- Prompt: Word for word, retype every entry in the listing.

- Data lines:
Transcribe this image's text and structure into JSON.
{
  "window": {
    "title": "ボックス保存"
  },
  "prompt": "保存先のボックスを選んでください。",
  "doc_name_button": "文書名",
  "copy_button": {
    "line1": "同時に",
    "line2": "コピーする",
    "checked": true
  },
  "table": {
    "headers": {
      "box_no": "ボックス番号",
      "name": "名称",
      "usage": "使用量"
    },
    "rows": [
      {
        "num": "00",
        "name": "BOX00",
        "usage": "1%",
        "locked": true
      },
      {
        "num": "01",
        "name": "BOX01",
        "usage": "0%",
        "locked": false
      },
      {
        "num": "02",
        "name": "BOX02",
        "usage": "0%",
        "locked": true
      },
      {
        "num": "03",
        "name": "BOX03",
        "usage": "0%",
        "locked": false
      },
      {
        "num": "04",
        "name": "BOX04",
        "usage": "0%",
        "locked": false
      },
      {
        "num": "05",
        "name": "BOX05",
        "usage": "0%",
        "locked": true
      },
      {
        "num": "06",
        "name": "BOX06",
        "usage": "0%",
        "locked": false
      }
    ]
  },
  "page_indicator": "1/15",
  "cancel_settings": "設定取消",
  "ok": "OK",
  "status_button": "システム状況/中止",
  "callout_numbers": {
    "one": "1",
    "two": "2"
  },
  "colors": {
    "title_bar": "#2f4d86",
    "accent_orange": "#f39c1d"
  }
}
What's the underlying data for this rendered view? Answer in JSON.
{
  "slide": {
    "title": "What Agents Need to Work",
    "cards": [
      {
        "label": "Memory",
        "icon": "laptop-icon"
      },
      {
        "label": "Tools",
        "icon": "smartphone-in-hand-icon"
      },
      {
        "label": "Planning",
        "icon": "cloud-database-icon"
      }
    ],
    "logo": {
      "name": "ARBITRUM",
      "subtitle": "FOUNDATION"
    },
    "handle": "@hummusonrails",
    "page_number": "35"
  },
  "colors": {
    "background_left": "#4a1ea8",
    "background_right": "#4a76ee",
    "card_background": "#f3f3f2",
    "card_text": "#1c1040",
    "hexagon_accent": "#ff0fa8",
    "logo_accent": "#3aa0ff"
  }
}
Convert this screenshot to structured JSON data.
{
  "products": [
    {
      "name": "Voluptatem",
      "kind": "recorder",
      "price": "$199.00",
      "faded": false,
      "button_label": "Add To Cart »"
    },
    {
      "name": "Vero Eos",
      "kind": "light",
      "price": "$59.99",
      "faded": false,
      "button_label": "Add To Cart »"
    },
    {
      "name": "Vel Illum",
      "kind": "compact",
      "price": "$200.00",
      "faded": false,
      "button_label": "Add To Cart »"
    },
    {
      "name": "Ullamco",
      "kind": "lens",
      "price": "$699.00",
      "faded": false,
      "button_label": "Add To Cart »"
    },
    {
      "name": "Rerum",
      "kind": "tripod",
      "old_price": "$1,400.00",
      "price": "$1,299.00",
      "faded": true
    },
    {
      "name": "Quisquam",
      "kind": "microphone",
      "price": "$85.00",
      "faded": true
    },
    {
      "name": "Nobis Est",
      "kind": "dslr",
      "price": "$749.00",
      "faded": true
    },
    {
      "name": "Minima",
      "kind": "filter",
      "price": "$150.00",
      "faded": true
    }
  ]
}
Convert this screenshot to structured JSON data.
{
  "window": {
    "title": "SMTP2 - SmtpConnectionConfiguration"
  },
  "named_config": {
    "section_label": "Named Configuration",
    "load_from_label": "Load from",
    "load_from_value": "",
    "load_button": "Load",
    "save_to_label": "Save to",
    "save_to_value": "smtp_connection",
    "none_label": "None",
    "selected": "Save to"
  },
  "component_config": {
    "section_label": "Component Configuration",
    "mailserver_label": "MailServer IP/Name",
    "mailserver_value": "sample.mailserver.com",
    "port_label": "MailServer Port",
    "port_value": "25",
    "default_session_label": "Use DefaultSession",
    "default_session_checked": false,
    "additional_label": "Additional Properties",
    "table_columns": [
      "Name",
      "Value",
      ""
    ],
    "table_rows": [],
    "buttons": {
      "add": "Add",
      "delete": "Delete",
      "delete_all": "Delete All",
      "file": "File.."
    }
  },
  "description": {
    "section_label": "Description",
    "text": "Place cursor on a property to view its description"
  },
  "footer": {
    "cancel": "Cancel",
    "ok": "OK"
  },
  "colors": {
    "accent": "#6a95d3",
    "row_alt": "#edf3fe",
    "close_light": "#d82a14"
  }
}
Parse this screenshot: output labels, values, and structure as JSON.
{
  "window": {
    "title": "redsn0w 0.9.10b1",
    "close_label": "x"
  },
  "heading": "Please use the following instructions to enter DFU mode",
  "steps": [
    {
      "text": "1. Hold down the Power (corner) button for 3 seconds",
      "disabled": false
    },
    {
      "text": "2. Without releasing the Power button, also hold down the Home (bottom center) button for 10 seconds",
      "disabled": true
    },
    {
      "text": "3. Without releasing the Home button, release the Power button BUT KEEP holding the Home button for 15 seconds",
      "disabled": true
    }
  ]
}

- Correct response:
Transcribe this image's text and structure into JSON.
{
  "window": {
    "title": "ボックス保存"
  },
  "prompt": "保存先のボックスを選んでください。",
  "doc_name_button": "文書名",
  "copy_button": {
    "line1": "同時に",
    "line2": "コピーする",
    "checked": true
  },
  "table": {
    "headers": {
      "box_no": "ボックス番号",
      "name": "名称",
      "usage": "使用量"
    },
    "rows": [
      {
        "num": "00",
        "name": "BOX00",
        "usage": "1%",
        "locked": true
      },
      {
        "num": "01",
        "name": "BOX01",
        "usage": "0%",
        "locked": false
      },
      {
        "num": "02",
        "name": "BOX02",
        "usage": "0%",
        "locked": true
      },
      {
        "num": "03",
        "name": "BOX03",
        "usage": "0%",
        "locked": false
      },
      {
        "num": "04",
        "name": "BOX04",
        "usage": "0%",
        "locked": false
      },
      {
        "num": "05",
        "name": "BOX05",
        "usage": "0%",
        "locked": true
      },
      {
        "num": "06",
        "name": "BOX06",
        "usage": "0%",
        "locked": false
      }
    ]
  },
  "page_indicator": "1/15",
  "cancel_settings": "設定取消",
  "ok": "OK",
  "status_button": "システム状況/中止",
  "callout_numbers": {
    "one": "1",
    "two": "2"
  },
  "colors": {
    "title_bar": "#2f4d86",
    "accent_orange": "#f39c1d"
  }
}
What's the underlying data for this rendered view? Answer in JSON.
{
  "slide": {
    "title": "What Agents Need to Work",
    "cards": [
      {
        "label": "Memory",
        "icon": "laptop-icon"
      },
      {
        "label": "Tools",
        "icon": "smartphone-in-hand-icon"
      },
      {
        "label": "Planning",
        "icon": "cloud-database-icon"
      }
    ],
    "logo": {
      "name": "ARBITRUM",
      "subtitle": "FOUNDATION"
    },
    "handle": "@hummusonrails",
    "page_number": "35"
  },
  "colors": {
    "background_left": "#4a1ea8",
    "background_right": "#4a76ee",
    "card_background": "#f3f3f2",
    "card_text": "#1c1040",
    "hexagon_accent": "#ff0fa8",
    "logo_accent": "#3aa0ff"
  }
}
Convert this screenshot to structured JSON data.
{
  "products": [
    {
      "name": "Voluptatem",
      "kind": "recorder",
      "price": "$199.00",
      "faded": false,
      "button_label": "Add To Cart »"
    },
    {
      "name": "Vero Eos",
      "kind": "light",
      "price": "$59.99",
      "faded": false,
      "button_label": "Add To Cart »"
    },
    {
      "name": "Vel Illum",
      "kind": "compact",
      "price": "$200.00",
      "faded": false,
      "button_label": "Add To Cart »"
    },
    {
      "name": "Ullamco",
      "kind": "lens",
      "price": "$699.00",
      "faded": false,
      "button_label": "Add To Cart »"
    },
    {
      "name": "Rerum",
      "kind": "tripod",
      "old_price": "$1,400.00",
      "price": "$1,299.00",
      "faded": true
    },
    {
      "name": "Quisquam",
      "kind": "microphone",
      "price": "$85.00",
      "faded": true
    },
    {
      "name": "Nobis Est",
      "kind": "dslr",
      "price": "$749.00",
      "faded": true
    },
    {
      "name": "Minima",
      "kind": "filter",
      "price": "$150.00",
      "faded": true
    }
  ]
}
Convert this screenshot to structured JSON data.
{
  "window": {
    "title": "SMTP2 - SmtpConnectionConfiguration"
  },
  "named_config": {
    "section_label": "Named Configuration",
    "load_from_label": "Load from",
    "load_from_value": "",
    "load_button": "Load",
    "save_to_label": "Save to",
    "save_to_value": "smtp_connection",
    "none_label": "None",
    "selected": "Save to"
  },
  "component_config": {
    "section_label": "Component Configuration",
    "mailserver_label": "MailServer IP/Name",
    "mailserver_value": "sample.mailserver.com",
    "port_label": "MailServer Port",
    "port_value": "25",
    "default_session_label": "Use DefaultSession",
    "default_session_checked": false,
    "additional_label": "Additional Properties",
    "table_columns": [
      "Name",
      "Value",
      ""
    ],
    "table_rows": [],
    "buttons": {
      "add": "Add",
      "delete": "Delete",
      "delete_all": "Delete All",
      "file": "File.."
    }
  },
  "description": {
    "section_label": "Description",
    "text": "Place cursor on a property to view its description"
  },
  "footer": {
    "cancel": "Cancel",
    "ok": "OK"
  },
  "colors": {
    "accent": "#6a95d3",
    "row_alt": "#edf3fe",
    "close_light": "#d82a14"
  }
}
Parse this screenshot: output labels, values, and structure as JSON.
{
  "window": {
    "title": "redsn0w 0.9.10b1",
    "close_label": "x"
  },
  "heading": "Please use the following instructions to enter DFU mode",
  "steps": [
    {
      "text": "1. Hold down the Power (corner) button for 3 seconds",
      "disabled": false
    },
    {
      "text": "2. Without releasing the Power button, also hold down the Home (bottom center) button for 10 seconds",
      "disabled": true
    },
    {
      "text": "3. Without releasing the Home button, release the Power button BUT KEEP holding the Home button for 15 seconds",
      "disabled": true
    }
  ]
}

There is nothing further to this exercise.